Input for this task:
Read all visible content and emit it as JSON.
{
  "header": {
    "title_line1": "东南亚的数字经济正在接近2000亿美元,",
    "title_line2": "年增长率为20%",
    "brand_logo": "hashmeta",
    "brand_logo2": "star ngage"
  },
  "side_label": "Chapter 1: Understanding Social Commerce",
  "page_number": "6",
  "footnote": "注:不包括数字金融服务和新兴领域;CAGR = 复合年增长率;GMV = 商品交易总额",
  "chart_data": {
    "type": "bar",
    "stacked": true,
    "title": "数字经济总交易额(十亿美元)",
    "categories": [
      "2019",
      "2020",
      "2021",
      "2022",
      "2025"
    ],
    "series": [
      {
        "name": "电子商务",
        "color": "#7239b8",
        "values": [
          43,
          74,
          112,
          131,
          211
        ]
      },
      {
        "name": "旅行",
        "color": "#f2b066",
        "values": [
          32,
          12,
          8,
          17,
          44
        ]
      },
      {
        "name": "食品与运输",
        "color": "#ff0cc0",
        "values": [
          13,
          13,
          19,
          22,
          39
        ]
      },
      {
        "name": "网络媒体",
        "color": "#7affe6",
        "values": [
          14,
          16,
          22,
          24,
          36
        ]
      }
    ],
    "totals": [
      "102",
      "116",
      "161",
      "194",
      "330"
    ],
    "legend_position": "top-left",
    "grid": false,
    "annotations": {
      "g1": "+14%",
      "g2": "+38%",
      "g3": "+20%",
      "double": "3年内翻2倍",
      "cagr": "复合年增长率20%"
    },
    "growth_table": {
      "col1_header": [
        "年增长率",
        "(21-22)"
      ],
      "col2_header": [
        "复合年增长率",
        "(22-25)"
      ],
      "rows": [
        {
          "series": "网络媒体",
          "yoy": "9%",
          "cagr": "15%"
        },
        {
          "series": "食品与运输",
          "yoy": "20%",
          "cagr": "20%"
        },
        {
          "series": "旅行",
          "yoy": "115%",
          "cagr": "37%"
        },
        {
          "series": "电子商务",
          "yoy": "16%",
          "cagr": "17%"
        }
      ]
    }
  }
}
--
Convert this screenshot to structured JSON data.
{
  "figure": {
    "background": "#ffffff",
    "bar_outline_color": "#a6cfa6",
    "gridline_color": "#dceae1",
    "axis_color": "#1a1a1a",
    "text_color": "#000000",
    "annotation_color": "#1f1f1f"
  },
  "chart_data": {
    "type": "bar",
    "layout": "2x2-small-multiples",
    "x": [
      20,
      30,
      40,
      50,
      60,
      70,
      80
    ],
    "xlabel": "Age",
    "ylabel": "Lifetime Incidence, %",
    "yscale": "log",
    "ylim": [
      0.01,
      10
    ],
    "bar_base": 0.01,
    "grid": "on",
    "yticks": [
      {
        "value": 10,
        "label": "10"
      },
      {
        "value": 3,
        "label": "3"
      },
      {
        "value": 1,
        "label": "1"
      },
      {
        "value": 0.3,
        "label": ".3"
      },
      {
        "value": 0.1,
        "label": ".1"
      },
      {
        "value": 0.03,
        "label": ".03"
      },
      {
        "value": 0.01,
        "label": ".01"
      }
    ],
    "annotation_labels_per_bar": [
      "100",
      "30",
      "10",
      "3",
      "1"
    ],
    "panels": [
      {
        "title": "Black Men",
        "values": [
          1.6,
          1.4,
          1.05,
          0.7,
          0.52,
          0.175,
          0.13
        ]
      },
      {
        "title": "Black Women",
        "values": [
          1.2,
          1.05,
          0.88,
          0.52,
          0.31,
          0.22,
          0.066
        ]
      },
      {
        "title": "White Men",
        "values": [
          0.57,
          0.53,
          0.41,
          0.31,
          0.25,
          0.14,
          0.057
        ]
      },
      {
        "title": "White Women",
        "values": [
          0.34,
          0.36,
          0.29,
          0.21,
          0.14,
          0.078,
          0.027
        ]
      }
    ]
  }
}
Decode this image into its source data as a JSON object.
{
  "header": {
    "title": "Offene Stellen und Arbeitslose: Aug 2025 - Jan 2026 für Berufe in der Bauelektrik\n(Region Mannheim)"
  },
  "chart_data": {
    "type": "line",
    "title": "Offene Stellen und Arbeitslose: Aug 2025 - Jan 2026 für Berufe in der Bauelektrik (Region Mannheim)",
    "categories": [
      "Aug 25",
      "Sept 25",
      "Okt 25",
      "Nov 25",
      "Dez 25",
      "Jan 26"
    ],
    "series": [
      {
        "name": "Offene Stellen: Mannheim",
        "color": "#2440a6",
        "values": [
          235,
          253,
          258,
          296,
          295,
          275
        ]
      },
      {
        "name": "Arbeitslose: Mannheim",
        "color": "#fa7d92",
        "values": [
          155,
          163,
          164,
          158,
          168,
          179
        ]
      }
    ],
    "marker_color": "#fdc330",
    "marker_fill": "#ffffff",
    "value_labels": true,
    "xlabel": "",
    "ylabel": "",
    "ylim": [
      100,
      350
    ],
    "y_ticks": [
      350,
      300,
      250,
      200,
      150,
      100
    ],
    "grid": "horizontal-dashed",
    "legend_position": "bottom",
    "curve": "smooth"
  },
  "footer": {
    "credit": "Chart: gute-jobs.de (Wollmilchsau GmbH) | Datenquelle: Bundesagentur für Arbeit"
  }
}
---
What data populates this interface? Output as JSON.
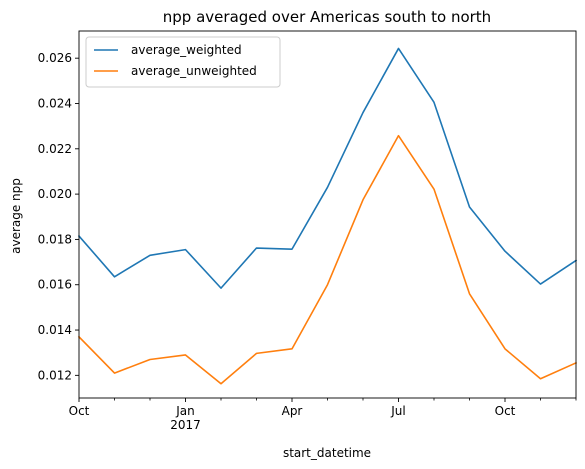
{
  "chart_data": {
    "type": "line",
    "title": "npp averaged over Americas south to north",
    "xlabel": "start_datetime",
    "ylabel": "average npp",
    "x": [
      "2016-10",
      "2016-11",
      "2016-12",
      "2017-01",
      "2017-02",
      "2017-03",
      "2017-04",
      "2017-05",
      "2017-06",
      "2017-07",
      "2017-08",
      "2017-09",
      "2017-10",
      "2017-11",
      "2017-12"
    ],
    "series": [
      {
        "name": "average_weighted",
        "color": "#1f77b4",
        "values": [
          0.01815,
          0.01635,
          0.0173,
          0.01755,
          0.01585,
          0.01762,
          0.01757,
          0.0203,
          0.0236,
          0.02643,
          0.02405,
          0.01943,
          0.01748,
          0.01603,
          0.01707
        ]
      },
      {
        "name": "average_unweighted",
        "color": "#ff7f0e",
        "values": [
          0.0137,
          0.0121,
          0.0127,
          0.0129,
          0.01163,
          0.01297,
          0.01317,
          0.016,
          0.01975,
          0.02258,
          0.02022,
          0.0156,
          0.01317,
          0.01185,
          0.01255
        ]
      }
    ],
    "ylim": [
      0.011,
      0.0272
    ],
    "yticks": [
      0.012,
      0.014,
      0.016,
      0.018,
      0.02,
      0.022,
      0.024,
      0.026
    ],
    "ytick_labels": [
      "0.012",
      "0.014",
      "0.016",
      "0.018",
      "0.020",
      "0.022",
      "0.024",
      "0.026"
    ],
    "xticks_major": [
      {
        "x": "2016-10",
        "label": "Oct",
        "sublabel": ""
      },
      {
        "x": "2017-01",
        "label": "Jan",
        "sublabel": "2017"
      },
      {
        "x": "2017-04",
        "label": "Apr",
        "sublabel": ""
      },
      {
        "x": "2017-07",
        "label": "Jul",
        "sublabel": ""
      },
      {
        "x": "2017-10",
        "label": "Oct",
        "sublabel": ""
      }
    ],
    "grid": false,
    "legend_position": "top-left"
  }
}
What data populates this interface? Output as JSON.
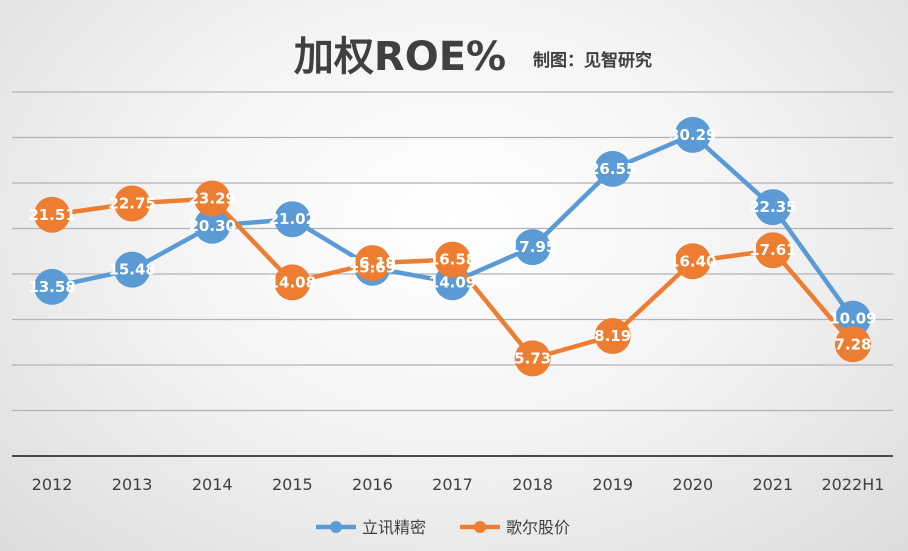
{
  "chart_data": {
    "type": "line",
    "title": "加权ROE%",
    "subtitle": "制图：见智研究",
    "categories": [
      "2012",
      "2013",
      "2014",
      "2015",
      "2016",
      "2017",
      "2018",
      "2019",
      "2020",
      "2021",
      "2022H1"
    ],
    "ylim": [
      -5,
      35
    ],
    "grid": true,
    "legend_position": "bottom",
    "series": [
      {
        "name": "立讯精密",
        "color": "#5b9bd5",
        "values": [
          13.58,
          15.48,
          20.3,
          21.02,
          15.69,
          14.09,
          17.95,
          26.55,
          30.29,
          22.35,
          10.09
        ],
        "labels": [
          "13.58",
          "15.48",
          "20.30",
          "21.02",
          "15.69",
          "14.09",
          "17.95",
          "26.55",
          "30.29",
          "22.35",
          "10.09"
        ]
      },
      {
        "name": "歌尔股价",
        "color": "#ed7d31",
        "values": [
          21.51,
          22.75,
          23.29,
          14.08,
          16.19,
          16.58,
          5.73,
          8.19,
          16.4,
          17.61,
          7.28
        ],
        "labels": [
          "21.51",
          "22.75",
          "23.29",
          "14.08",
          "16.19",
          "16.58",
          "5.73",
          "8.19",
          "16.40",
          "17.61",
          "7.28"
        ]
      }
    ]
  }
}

Work required:
Using the listing above, pull out all lines that hold the word "Offene".

Output:
    "title": "Offene Stellen und Arbeitslose: Aug 2025 - Jan 2026 für Berufe in der Bauelektrik\n(Region Mannheim)"
    "title": "Offene Stellen und Arbeitslose: Aug 2025 - Jan 2026 für Berufe in der Bauelektrik (Region Mannheim)",
        "name": "Offene Stellen: Mannheim",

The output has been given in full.